● **THE PROBLEM**
Reproduce all the entries exactly and keep the pictures out.

# MATERIAL FOR THE TASK start

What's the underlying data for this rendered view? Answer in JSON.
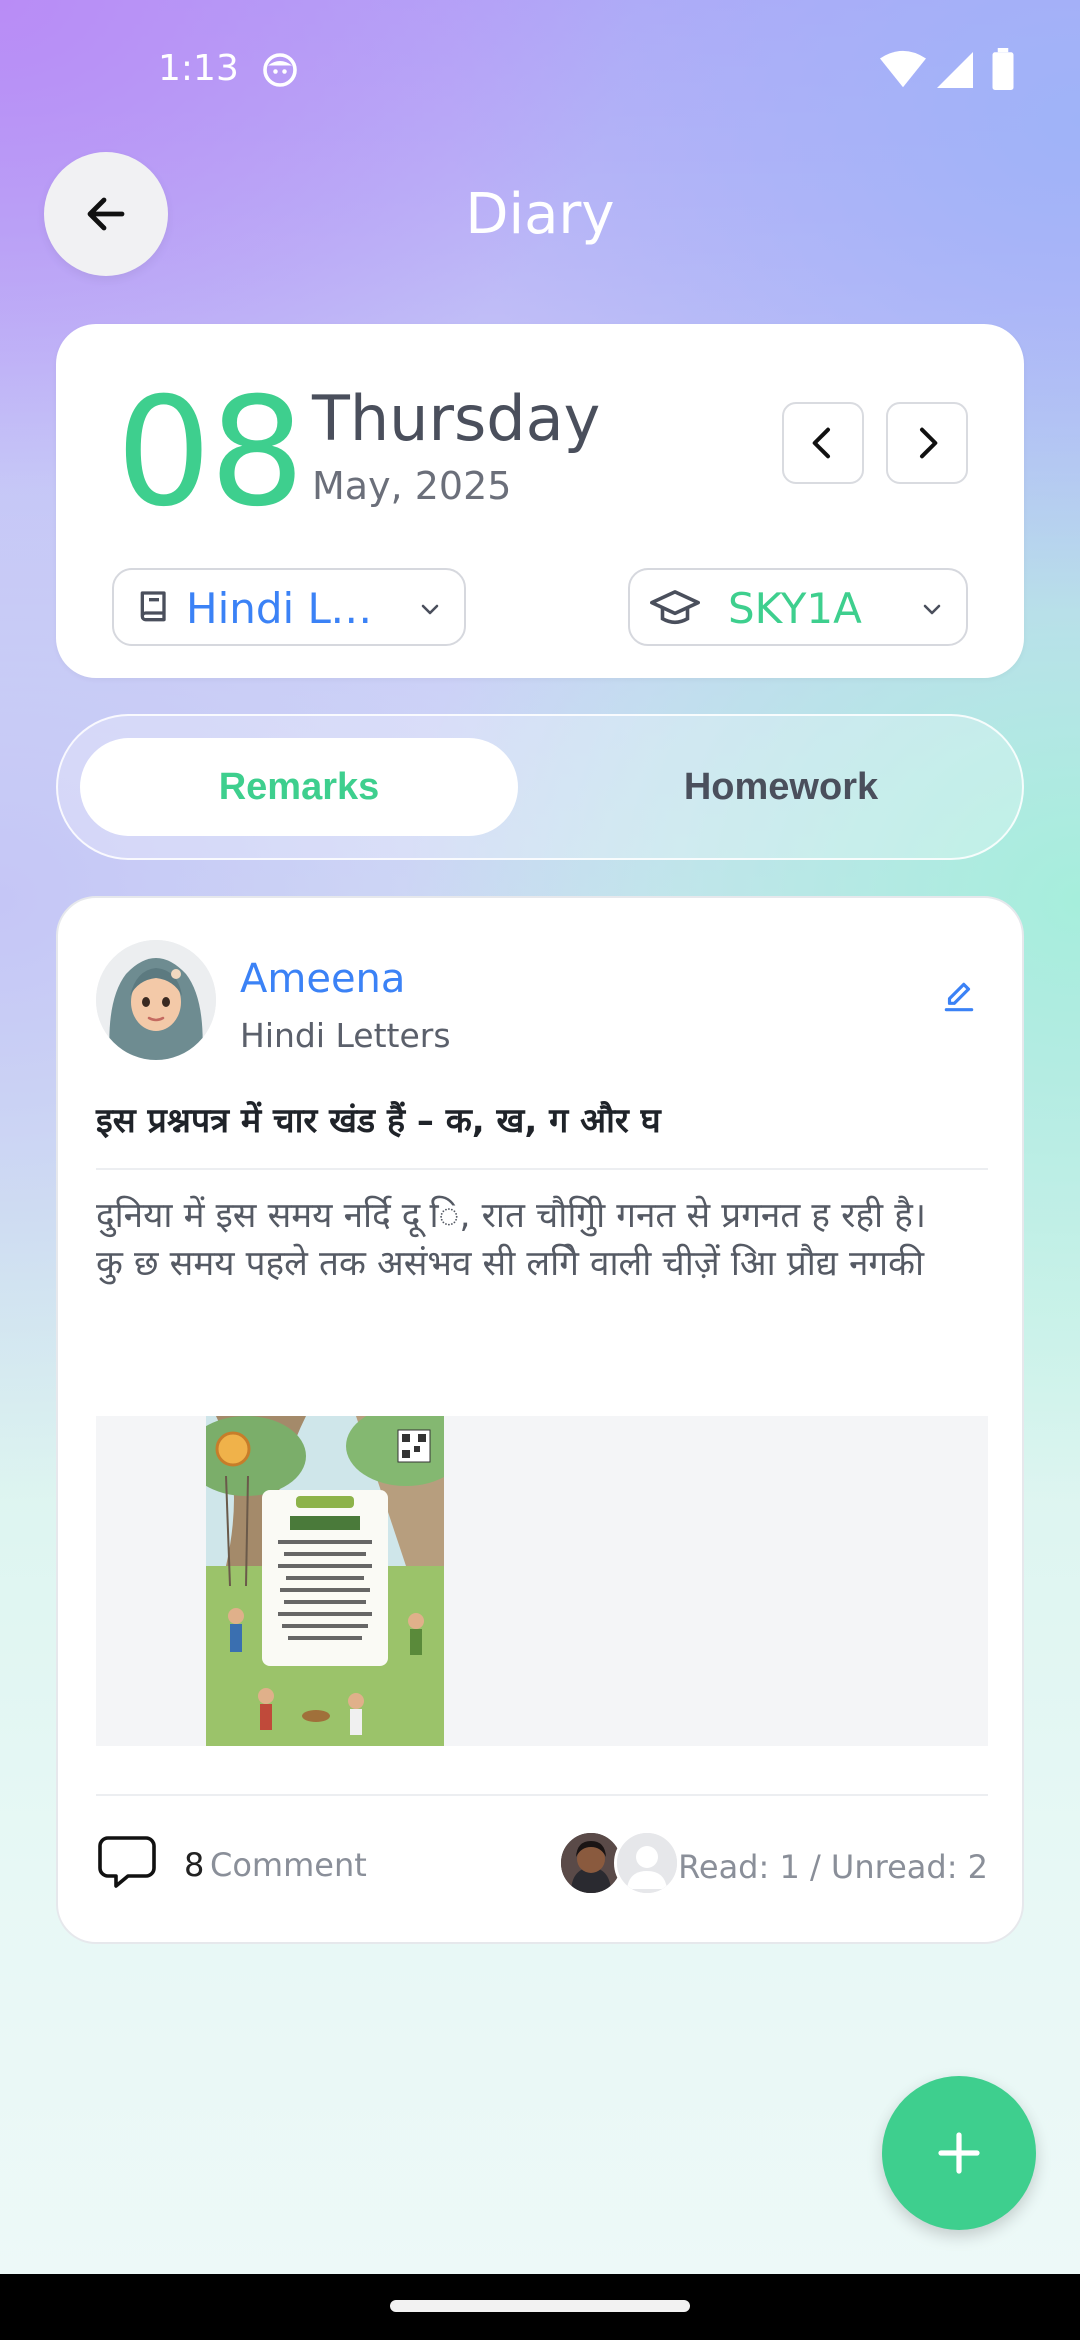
{
  "status_bar": {
    "time": "1:13",
    "icons": [
      "emoji-face-icon",
      "wifi-icon",
      "signal-icon",
      "battery-icon"
    ]
  },
  "header": {
    "title": "Diary",
    "back_icon": "arrow-left-icon"
  },
  "date_card": {
    "day": "08",
    "weekday": "Thursday",
    "month_year": "May, 2025",
    "subject_select": {
      "value": "Hindi Letters",
      "display": "Hindi Let…",
      "icon": "book-icon"
    },
    "class_select": {
      "value": "SKY1A",
      "icon": "graduation-cap-icon"
    }
  },
  "tabs": [
    {
      "label": "Remarks",
      "active": true
    },
    {
      "label": "Homework",
      "active": false
    }
  ],
  "remark": {
    "author": "Ameena",
    "subject": "Hindi Letters",
    "title": "इस प्रश्नपत्र में चार खंड हैं – क, ख, ग और घ",
    "body_lines": [
      "दुनिया में इस समय नर्दि दू ि, रात चौगिुी गनत से प्रगनत ह रही है।",
      "कु छ समय पहले तक असंभव सी लगिे वाली चीज़ें आि प्रौद्य नगकी"
    ],
    "comment_count": "8",
    "comment_label": "Comment",
    "read_status": "Read: 1 / Unread: 2"
  },
  "colors": {
    "accent_green": "#3ecf8e",
    "accent_blue": "#3b82f6",
    "text_dark": "#4a4f5c"
  }
}
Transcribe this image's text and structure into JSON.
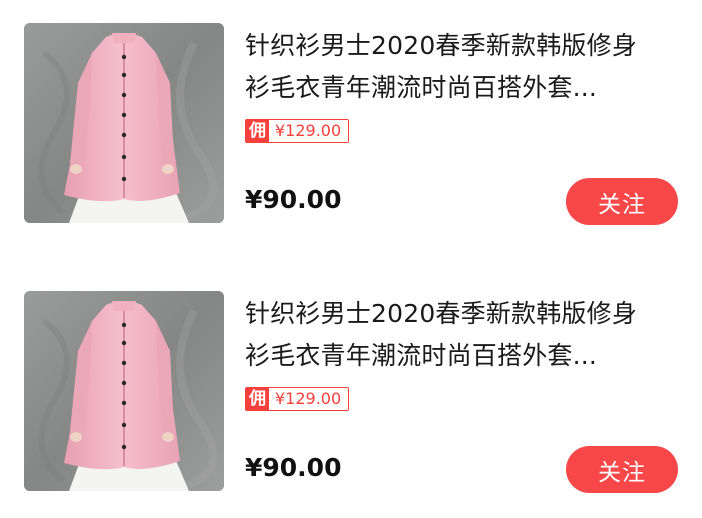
{
  "colors": {
    "accent_red": "#f84748",
    "commission_red": "#f5403b",
    "title_text": "#1a1a1a",
    "price_text": "#111111",
    "thumbnail_background": "#8b8c8c",
    "garment_pink": "#f3b4c4"
  },
  "products": [
    {
      "title_line_1": "针织衫男士2020春季新款韩版修身",
      "title_line_2": "衫毛衣青年潮流时尚百搭外套...",
      "commission_tag": "佣",
      "commission_value": "¥129.00",
      "price": "¥90.00",
      "follow_label": "关注"
    },
    {
      "title_line_1": "针织衫男士2020春季新款韩版修身",
      "title_line_2": "衫毛衣青年潮流时尚百搭外套...",
      "commission_tag": "佣",
      "commission_value": "¥129.00",
      "price": "¥90.00",
      "follow_label": "关注"
    }
  ]
}
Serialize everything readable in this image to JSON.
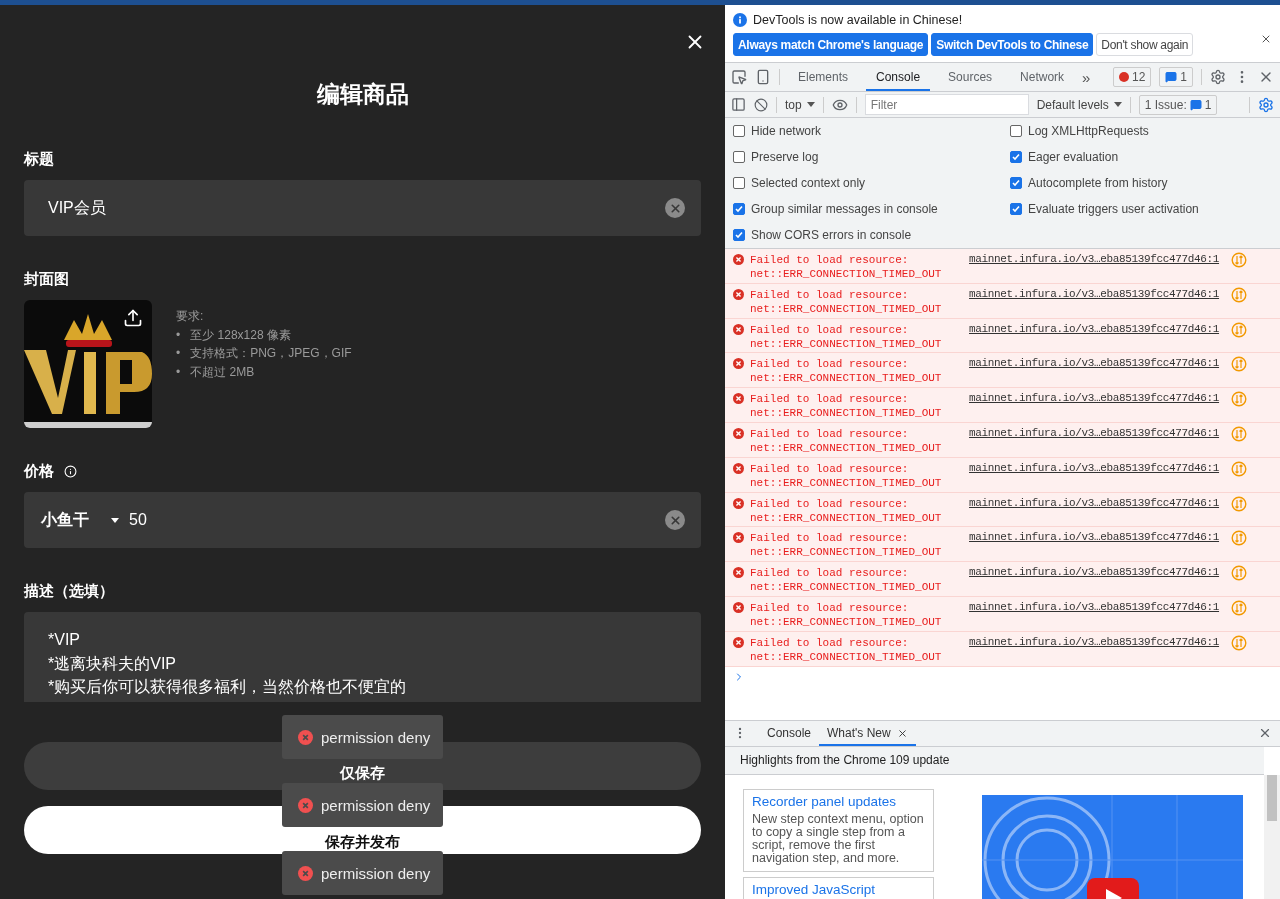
{
  "dialog": {
    "title": "编辑商品",
    "title_field": {
      "label": "标题",
      "value": "VIP会员"
    },
    "cover": {
      "label": "封面图",
      "requirements_title": "要求:",
      "requirements": [
        {
          "marker": "•",
          "text": "至少 128x128 像素"
        },
        {
          "marker": "•",
          "text": "支持格式：PNG，JPEG，GIF"
        },
        {
          "marker": "•",
          "text": "不超过 2MB"
        }
      ]
    },
    "price": {
      "label": "价格",
      "currency": "小鱼干",
      "value": "50"
    },
    "description": {
      "label": "描述（选填）",
      "value": "*VIP\n*逃离块科夫的VIP\n*购买后你可以获得很多福利，当然价格也不便宜的"
    },
    "buttons": [
      {
        "label": "仅保存",
        "kind": "secondary"
      },
      {
        "label": "保存并发布",
        "kind": "primary"
      }
    ]
  },
  "toasts": [
    {
      "text": "permission deny"
    },
    {
      "text": "permission deny"
    },
    {
      "text": "permission deny"
    }
  ],
  "devtools": {
    "infobar": {
      "message": "DevTools is now available in Chinese!",
      "buttons": [
        {
          "label": "Always match Chrome's language",
          "kind": "primary"
        },
        {
          "label": "Switch DevTools to Chinese",
          "kind": "primary"
        },
        {
          "label": "Don't show again",
          "kind": "secondary"
        }
      ]
    },
    "tabs": [
      {
        "label": "Elements",
        "selected": false
      },
      {
        "label": "Console",
        "selected": true
      },
      {
        "label": "Sources",
        "selected": false
      },
      {
        "label": "Network",
        "selected": false
      }
    ],
    "more": "»",
    "error_count": "12",
    "message_count": "1",
    "console_toolbar": {
      "context": "top",
      "filter_placeholder": "Filter",
      "levels": "Default levels",
      "issues_label": "1 Issue:",
      "issues_count": "1"
    },
    "settings_left": [
      {
        "label": "Hide network",
        "checked": false
      },
      {
        "label": "Preserve log",
        "checked": false
      },
      {
        "label": "Selected context only",
        "checked": false
      },
      {
        "label": "Group similar messages in console",
        "checked": true
      },
      {
        "label": "Show CORS errors in console",
        "checked": true
      }
    ],
    "settings_right": [
      {
        "label": "Log XMLHttpRequests",
        "checked": false
      },
      {
        "label": "Eager evaluation",
        "checked": true
      },
      {
        "label": "Autocomplete from history",
        "checked": true
      },
      {
        "label": "Evaluate triggers user activation",
        "checked": true
      }
    ],
    "messages": [
      {
        "text": "Failed to load resource: net::ERR_CONNECTION_TIMED_OUT",
        "source": "mainnet.infura.io/v3…eba85139fcc477d46:1"
      },
      {
        "text": "Failed to load resource: net::ERR_CONNECTION_TIMED_OUT",
        "source": "mainnet.infura.io/v3…eba85139fcc477d46:1"
      },
      {
        "text": "Failed to load resource: net::ERR_CONNECTION_TIMED_OUT",
        "source": "mainnet.infura.io/v3…eba85139fcc477d46:1"
      },
      {
        "text": "Failed to load resource: net::ERR_CONNECTION_TIMED_OUT",
        "source": "mainnet.infura.io/v3…eba85139fcc477d46:1"
      },
      {
        "text": "Failed to load resource: net::ERR_CONNECTION_TIMED_OUT",
        "source": "mainnet.infura.io/v3…eba85139fcc477d46:1"
      },
      {
        "text": "Failed to load resource: net::ERR_CONNECTION_TIMED_OUT",
        "source": "mainnet.infura.io/v3…eba85139fcc477d46:1"
      },
      {
        "text": "Failed to load resource: net::ERR_CONNECTION_TIMED_OUT",
        "source": "mainnet.infura.io/v3…eba85139fcc477d46:1"
      },
      {
        "text": "Failed to load resource: net::ERR_CONNECTION_TIMED_OUT",
        "source": "mainnet.infura.io/v3…eba85139fcc477d46:1"
      },
      {
        "text": "Failed to load resource: net::ERR_CONNECTION_TIMED_OUT",
        "source": "mainnet.infura.io/v3…eba85139fcc477d46:1"
      },
      {
        "text": "Failed to load resource: net::ERR_CONNECTION_TIMED_OUT",
        "source": "mainnet.infura.io/v3…eba85139fcc477d46:1"
      },
      {
        "text": "Failed to load resource: net::ERR_CONNECTION_TIMED_OUT",
        "source": "mainnet.infura.io/v3…eba85139fcc477d46:1"
      },
      {
        "text": "Failed to load resource: net::ERR_CONNECTION_TIMED_OUT",
        "source": "mainnet.infura.io/v3…eba85139fcc477d46:1"
      }
    ],
    "drawer": {
      "tabs": [
        {
          "label": "Console",
          "selected": false
        },
        {
          "label": "What's New",
          "selected": true
        }
      ],
      "heading": "Highlights from the Chrome 109 update",
      "cards": [
        {
          "title": "Recorder panel updates",
          "body": "New step context menu, option to copy a single step from a script, remove the first navigation step, and more."
        },
        {
          "title": "Improved JavaScript"
        }
      ]
    }
  }
}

# MATERIAL FOR THE TASK end

● **WRITTEN SOLUTION**
What's the underlying data for this rendered view? Answer in JSON.
{
  "status_bar": {
    "time": "1:13",
    "icons": [
      "emoji-face-icon",
      "wifi-icon",
      "signal-icon",
      "battery-icon"
    ]
  },
  "header": {
    "title": "Diary",
    "back_icon": "arrow-left-icon"
  },
  "date_card": {
    "day": "08",
    "weekday": "Thursday",
    "month_year": "May, 2025",
    "subject_select": {
      "value": "Hindi Letters",
      "display": "Hindi Let…",
      "icon": "book-icon"
    },
    "class_select": {
      "value": "SKY1A",
      "icon": "graduation-cap-icon"
    }
  },
  "tabs": [
    {
      "label": "Remarks",
      "active": true
    },
    {
      "label": "Homework",
      "active": false
    }
  ],
  "remark": {
    "author": "Ameena",
    "subject": "Hindi Letters",
    "title": "इस प्रश्नपत्र में चार खंड हैं – क, ख, ग और घ",
    "body_lines": [
      "दुनिया में इस समय नर्दि दू ि, रात चौगिुी गनत से प्रगनत ह रही है।",
      "कु छ समय पहले तक असंभव सी लगिे वाली चीज़ें आि प्रौद्य नगकी"
    ],
    "comment_count": "8",
    "comment_label": "Comment",
    "read_status": "Read: 1 / Unread: 2"
  },
  "colors": {
    "accent_green": "#3ecf8e",
    "accent_blue": "#3b82f6",
    "text_dark": "#4a4f5c"
  }
}
Transcribe this image's text and structure into JSON.
{
  "colors": {
    "accent_red": "#f84748",
    "commission_red": "#f5403b",
    "title_text": "#1a1a1a",
    "price_text": "#111111",
    "thumbnail_background": "#8b8c8c",
    "garment_pink": "#f3b4c4"
  },
  "products": [
    {
      "title_line_1": "针织衫男士2020春季新款韩版修身",
      "title_line_2": "衫毛衣青年潮流时尚百搭外套...",
      "commission_tag": "佣",
      "commission_value": "¥129.00",
      "price": "¥90.00",
      "follow_label": "关注"
    },
    {
      "title_line_1": "针织衫男士2020春季新款韩版修身",
      "title_line_2": "衫毛衣青年潮流时尚百搭外套...",
      "commission_tag": "佣",
      "commission_value": "¥129.00",
      "price": "¥90.00",
      "follow_label": "关注"
    }
  ]
}
Serialize everything readable in this image to JSON.
{
  "dialog": {
    "title": "编辑商品",
    "title_field": {
      "label": "标题",
      "value": "VIP会员"
    },
    "cover": {
      "label": "封面图",
      "requirements_title": "要求:",
      "requirements": [
        {
          "marker": "•",
          "text": "至少 128x128 像素"
        },
        {
          "marker": "•",
          "text": "支持格式：PNG，JPEG，GIF"
        },
        {
          "marker": "•",
          "text": "不超过 2MB"
        }
      ]
    },
    "price": {
      "label": "价格",
      "currency": "小鱼干",
      "value": "50"
    },
    "description": {
      "label": "描述（选填）",
      "value": "*VIP\n*逃离块科夫的VIP\n*购买后你可以获得很多福利，当然价格也不便宜的"
    },
    "buttons": [
      {
        "label": "仅保存",
        "kind": "secondary"
      },
      {
        "label": "保存并发布",
        "kind": "primary"
      }
    ]
  },
  "toasts": [
    {
      "text": "permission deny"
    },
    {
      "text": "permission deny"
    },
    {
      "text": "permission deny"
    }
  ],
  "devtools": {
    "infobar": {
      "message": "DevTools is now available in Chinese!",
      "buttons": [
        {
          "label": "Always match Chrome's language",
          "kind": "primary"
        },
        {
          "label": "Switch DevTools to Chinese",
          "kind": "primary"
        },
        {
          "label": "Don't show again",
          "kind": "secondary"
        }
      ]
    },
    "tabs": [
      {
        "label": "Elements",
        "selected": false
      },
      {
        "label": "Console",
        "selected": true
      },
      {
        "label": "Sources",
        "selected": false
      },
      {
        "label": "Network",
        "selected": false
      }
    ],
    "more": "»",
    "error_count": "12",
    "message_count": "1",
    "console_toolbar": {
      "context": "top",
      "filter_placeholder": "Filter",
      "levels": "Default levels",
      "issues_label": "1 Issue:",
      "issues_count": "1"
    },
    "settings_left": [
      {
        "label": "Hide network",
        "checked": false
      },
      {
        "label": "Preserve log",
        "checked": false
      },
      {
        "label": "Selected context only",
        "checked": false
      },
      {
        "label": "Group similar messages in console",
        "checked": true
      },
      {
        "label": "Show CORS errors in console",
        "checked": true
      }
    ],
    "settings_right": [
      {
        "label": "Log XMLHttpRequests",
        "checked": false
      },
      {
        "label": "Eager evaluation",
        "checked": true
      },
      {
        "label": "Autocomplete from history",
        "checked": true
      },
      {
        "label": "Evaluate triggers user activation",
        "checked": true
      }
    ],
    "messages": [
      {
        "text": "Failed to load resource: net::ERR_CONNECTION_TIMED_OUT",
        "source": "mainnet.infura.io/v3…eba85139fcc477d46:1"
      },
      {
        "text": "Failed to load resource: net::ERR_CONNECTION_TIMED_OUT",
        "source": "mainnet.infura.io/v3…eba85139fcc477d46:1"
      },
      {
        "text": "Failed to load resource: net::ERR_CONNECTION_TIMED_OUT",
        "source": "mainnet.infura.io/v3…eba85139fcc477d46:1"
      },
      {
        "text": "Failed to load resource: net::ERR_CONNECTION_TIMED_OUT",
        "source": "mainnet.infura.io/v3…eba85139fcc477d46:1"
      },
      {
        "text": "Failed to load resource: net::ERR_CONNECTION_TIMED_OUT",
        "source": "mainnet.infura.io/v3…eba85139fcc477d46:1"
      },
      {
        "text": "Failed to load resource: net::ERR_CONNECTION_TIMED_OUT",
        "source": "mainnet.infura.io/v3…eba85139fcc477d46:1"
      },
      {
        "text": "Failed to load resource: net::ERR_CONNECTION_TIMED_OUT",
        "source": "mainnet.infura.io/v3…eba85139fcc477d46:1"
      },
      {
        "text": "Failed to load resource: net::ERR_CONNECTION_TIMED_OUT",
        "source": "mainnet.infura.io/v3…eba85139fcc477d46:1"
      },
      {
        "text": "Failed to load resource: net::ERR_CONNECTION_TIMED_OUT",
        "source": "mainnet.infura.io/v3…eba85139fcc477d46:1"
      },
      {
        "text": "Failed to load resource: net::ERR_CONNECTION_TIMED_OUT",
        "source": "mainnet.infura.io/v3…eba85139fcc477d46:1"
      },
      {
        "text": "Failed to load resource: net::ERR_CONNECTION_TIMED_OUT",
        "source": "mainnet.infura.io/v3…eba85139fcc477d46:1"
      },
      {
        "text": "Failed to load resource: net::ERR_CONNECTION_TIMED_OUT",
        "source": "mainnet.infura.io/v3…eba85139fcc477d46:1"
      }
    ],
    "drawer": {
      "tabs": [
        {
          "label": "Console",
          "selected": false
        },
        {
          "label": "What's New",
          "selected": true
        }
      ],
      "heading": "Highlights from the Chrome 109 update",
      "cards": [
        {
          "title": "Recorder panel updates",
          "body": "New step context menu, option to copy a single step from a script, remove the first navigation step, and more."
        },
        {
          "title": "Improved JavaScript"
        }
      ]
    }
  }
}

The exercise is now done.